## Work instructions
Copy each line of the entries that contains the word "ŽIŽKOVSKÁ".

## Input for this task
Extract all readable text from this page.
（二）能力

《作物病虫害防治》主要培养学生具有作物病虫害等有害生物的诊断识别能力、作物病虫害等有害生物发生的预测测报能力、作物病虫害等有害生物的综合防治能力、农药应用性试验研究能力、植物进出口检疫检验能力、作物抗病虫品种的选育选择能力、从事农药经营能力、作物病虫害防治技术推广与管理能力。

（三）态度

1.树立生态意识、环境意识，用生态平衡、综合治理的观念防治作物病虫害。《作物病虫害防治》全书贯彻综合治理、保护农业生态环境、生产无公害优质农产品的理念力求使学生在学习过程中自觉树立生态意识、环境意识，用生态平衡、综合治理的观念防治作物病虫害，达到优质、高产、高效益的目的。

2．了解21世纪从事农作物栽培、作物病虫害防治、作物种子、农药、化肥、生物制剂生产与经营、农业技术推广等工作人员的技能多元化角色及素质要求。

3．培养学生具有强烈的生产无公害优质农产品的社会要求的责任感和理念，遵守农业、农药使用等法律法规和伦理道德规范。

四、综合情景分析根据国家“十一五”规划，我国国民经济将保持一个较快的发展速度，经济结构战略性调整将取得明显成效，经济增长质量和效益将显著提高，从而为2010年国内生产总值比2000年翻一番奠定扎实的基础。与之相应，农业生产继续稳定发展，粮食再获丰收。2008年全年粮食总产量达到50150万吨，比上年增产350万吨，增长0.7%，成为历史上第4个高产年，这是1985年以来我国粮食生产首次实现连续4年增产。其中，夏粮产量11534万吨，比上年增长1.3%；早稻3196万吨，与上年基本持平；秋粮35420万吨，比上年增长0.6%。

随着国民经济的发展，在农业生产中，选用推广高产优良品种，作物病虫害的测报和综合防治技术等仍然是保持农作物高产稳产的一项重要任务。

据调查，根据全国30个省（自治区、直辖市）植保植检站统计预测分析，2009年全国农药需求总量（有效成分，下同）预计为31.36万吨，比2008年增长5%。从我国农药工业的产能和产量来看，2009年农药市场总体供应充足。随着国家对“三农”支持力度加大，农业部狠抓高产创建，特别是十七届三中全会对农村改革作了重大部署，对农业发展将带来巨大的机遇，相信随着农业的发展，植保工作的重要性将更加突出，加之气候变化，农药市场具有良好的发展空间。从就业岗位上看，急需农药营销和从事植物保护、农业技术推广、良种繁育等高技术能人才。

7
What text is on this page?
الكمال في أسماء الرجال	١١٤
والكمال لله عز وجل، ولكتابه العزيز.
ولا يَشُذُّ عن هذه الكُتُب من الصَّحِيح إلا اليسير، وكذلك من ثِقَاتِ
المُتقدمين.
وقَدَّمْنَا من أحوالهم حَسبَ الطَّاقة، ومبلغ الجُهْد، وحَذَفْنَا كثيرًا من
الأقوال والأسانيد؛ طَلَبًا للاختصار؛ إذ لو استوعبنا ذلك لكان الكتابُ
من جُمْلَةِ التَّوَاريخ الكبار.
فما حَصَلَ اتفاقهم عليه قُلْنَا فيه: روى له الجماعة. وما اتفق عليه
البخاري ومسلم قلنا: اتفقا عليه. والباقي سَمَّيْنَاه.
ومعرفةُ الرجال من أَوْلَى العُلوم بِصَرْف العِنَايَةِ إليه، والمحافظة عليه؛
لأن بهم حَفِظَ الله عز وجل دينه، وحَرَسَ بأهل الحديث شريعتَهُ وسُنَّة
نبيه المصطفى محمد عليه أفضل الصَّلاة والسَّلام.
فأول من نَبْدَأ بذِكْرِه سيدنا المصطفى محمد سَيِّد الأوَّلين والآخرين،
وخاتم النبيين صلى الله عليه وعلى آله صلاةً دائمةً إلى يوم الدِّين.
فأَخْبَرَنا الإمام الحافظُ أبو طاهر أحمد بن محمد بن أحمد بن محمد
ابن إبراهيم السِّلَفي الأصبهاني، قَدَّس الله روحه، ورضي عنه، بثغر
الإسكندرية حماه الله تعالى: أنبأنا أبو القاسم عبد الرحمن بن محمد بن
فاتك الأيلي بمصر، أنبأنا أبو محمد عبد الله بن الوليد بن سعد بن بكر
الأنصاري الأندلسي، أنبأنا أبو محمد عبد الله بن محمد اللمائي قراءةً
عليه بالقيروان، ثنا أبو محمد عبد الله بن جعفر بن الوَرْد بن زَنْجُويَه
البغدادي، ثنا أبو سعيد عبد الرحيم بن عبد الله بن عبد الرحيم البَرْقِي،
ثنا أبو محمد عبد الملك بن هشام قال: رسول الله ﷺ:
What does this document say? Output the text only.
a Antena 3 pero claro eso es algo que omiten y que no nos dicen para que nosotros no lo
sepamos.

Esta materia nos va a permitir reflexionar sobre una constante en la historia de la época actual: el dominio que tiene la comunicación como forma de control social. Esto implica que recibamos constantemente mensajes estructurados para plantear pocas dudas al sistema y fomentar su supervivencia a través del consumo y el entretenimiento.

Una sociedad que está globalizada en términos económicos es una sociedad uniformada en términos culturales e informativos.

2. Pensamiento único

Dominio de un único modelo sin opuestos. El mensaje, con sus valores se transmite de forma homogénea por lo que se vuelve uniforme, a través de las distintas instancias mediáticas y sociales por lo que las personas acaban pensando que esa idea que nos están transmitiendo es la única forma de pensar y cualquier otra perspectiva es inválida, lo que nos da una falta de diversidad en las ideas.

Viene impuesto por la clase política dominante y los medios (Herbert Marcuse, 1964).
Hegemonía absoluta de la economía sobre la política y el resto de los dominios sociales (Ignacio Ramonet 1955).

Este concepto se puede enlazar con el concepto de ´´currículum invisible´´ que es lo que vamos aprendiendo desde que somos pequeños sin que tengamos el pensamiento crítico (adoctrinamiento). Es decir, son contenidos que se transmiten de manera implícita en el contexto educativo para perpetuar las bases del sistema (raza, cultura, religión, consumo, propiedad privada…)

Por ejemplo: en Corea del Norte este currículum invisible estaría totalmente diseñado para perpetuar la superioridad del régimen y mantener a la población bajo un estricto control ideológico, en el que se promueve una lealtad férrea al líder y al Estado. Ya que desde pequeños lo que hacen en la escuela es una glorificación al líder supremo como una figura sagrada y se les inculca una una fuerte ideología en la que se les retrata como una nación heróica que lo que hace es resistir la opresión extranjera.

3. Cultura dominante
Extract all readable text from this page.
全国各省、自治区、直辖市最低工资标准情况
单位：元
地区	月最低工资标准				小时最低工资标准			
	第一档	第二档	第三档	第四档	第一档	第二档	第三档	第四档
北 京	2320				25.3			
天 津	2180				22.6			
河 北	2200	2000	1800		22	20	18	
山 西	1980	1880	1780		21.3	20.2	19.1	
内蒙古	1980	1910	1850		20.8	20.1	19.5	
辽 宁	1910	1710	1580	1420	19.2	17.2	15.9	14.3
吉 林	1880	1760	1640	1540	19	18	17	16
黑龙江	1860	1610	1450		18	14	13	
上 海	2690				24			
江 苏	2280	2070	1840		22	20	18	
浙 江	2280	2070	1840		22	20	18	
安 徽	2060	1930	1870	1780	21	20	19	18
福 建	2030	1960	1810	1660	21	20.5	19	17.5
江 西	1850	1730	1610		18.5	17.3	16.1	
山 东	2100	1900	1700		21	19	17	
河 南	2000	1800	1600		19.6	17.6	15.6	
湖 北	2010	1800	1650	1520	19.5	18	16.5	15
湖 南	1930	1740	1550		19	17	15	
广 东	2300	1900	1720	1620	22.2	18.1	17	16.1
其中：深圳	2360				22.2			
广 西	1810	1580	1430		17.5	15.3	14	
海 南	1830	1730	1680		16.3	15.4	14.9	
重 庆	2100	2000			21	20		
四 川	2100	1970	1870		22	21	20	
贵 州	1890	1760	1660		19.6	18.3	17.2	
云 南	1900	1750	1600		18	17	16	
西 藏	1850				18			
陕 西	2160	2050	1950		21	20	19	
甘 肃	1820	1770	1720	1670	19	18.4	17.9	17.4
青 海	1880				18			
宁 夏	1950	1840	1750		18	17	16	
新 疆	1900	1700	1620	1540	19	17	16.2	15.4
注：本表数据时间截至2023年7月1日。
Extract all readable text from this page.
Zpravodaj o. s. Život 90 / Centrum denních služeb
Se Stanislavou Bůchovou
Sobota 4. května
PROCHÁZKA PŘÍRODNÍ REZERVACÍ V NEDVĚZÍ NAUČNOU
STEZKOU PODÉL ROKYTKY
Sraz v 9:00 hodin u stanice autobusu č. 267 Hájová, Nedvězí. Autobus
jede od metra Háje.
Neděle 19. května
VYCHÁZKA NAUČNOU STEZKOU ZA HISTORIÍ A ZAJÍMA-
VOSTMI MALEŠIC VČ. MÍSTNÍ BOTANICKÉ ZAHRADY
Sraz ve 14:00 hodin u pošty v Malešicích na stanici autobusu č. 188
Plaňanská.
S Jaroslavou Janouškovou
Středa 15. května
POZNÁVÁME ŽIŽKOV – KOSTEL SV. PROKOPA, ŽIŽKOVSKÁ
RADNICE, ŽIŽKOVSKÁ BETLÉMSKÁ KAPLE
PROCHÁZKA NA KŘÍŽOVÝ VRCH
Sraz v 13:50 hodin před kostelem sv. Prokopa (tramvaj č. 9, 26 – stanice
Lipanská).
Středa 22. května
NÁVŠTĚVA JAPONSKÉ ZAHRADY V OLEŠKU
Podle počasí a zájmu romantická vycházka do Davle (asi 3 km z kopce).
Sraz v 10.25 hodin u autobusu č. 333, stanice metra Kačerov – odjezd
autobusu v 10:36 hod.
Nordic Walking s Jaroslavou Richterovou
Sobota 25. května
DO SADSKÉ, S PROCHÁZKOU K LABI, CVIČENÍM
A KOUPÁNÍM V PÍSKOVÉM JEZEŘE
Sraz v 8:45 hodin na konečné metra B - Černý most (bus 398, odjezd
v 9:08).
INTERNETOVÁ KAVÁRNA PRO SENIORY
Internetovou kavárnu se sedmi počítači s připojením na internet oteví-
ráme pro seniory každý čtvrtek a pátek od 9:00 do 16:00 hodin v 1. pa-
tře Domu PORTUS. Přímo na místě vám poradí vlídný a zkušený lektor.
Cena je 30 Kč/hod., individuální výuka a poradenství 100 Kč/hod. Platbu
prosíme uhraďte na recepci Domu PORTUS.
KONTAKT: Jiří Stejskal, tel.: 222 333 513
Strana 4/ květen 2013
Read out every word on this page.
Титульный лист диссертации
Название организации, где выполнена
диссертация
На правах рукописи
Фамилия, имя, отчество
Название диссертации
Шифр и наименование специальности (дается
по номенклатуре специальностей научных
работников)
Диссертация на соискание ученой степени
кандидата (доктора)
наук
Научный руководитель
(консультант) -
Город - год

## Written solution
POZNÁVÁME ŽIŽKOV – KOSTEL SV. PROKOPA, ŽIŽKOVSKÁ
RADNICE, ŽIŽKOVSKÁ BETLÉMSKÁ KAPLE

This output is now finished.